§ Consigne:
Dans le texte sur le retrait de Dieu dans la Genèse, où enseigne le rabbin Philippe Haddad ?

§ Extrait de la page:
◆ ◆ ◆ ◆ ◆ ◆ ◆

Quel est le sens du retrait de Dieu dans la Genèse ?
« Le septième jour, Dieu avait achevé l’œuvre qu’il avait faite. Il se reposa, le septième jour, de toute l’œuvre qu’il avait faite », lit-on dans la Genèse (2,2). Ainsi, le premier mouvement de mise en retrait intervient-il dès le récit de la Création, et il est le fait de Dieu. « C’est le Shabbat de Dieu. Dieu a mis en forme le monde, depuis la lumière jusqu’à l’homme. Mais l’homme n’est encore que créature, Dieu est tout-puissant, unique acteur. Alors, il se retire, il retient sa puissance afin que le monde soit, et que l’homme entre dans l’histoire, explique le rabbin Philippe Haddad, enseignant au Centre Sèvres, à Paris. C’est seulement à ce moment que l’homme peut cheminer avec Dieu, et entrer dans l’Alliance que Dieu lui propose ».
En se retirant, Dieu invente ici la liberté, complète le père Jean-François Baudoz, exégète et ancien doyen de faculté de théologie de l’Institut catholique de Paris : « Dieu renonce à son omniprésence, il laisse de la place à la Création pour qu’elle puisse exister. Il laisse ainsi l’homme libre… même de le rejeter et de choisir le mal. » Un retrait « positif », qui est en même temps vécu comme une absence douloureuse. « Dans de nombreux psaumes, l’auteur se plaint de l’absence de Dieu, reprend le père Baudoz. Il est confronté aux païens, qui demandent : “Où est-il, votre Dieu ?” Le thème reste très actuel : Dieu était-il à Auschwitz ? Où est-il lorsque l’humanité souffre des cataclysmes et des épidémies ? »
Le retrait de Dieu est toutefois « provisoire ». Saint Paul, abordant la Résurrection à la fin des temps, annonce ainsi le retour de Dieu : « Alors, tout sera achevé, quand le Christ remettra le pouvoir royal à Dieu son Père, après avoir anéanti, parmi les êtres célestes, toute Principauté, toute Souveraineté et Puissance (…) Et, quand tout sera mis sous le pouvoir du Fils, lui-même se mettra alors sous le pouvoir du Père qui lui aura tout soumis, et ainsi, Dieu sera tout en tous. » (1 Co, 24.28)
Quel enseignement l’homme tire-t-il du retrait de Dieu ?
Dieu ne manifeste pas sa puissance uniquement par la force et la gloire que chante le roi Salomon (1 Roi 8,23-53), mais aussi dans sa capacité à retenir sa puissance, à la manière du buisson ardent que découvre Moïse avec étonnement, lui qui grandit à l’ombre de Pharaon (Exode 3,2). L’homme en retire une éthique. Une éthique du rapport au prochain, où il s’agit de passer d’un lien de domination à une relation d’amour, et une éthique du rapport au monde.

◆ ◆ ◆ ◆ ◆ ◆ ◆

§ Documents sources:
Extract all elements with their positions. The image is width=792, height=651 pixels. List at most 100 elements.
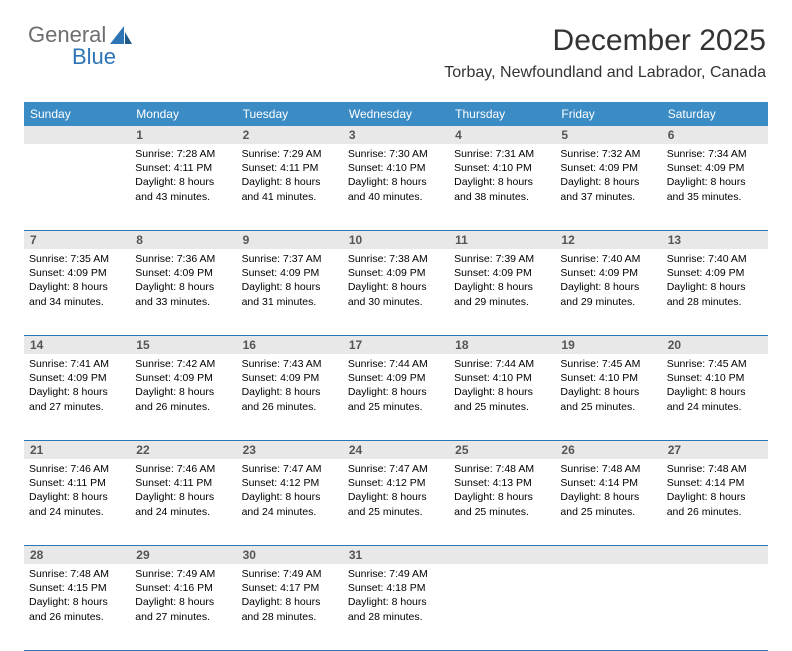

◆ ◆ ◆ ◆ ◆ ◆ ◆

§ Réponse:
Au Centre Sèvres, à Paris.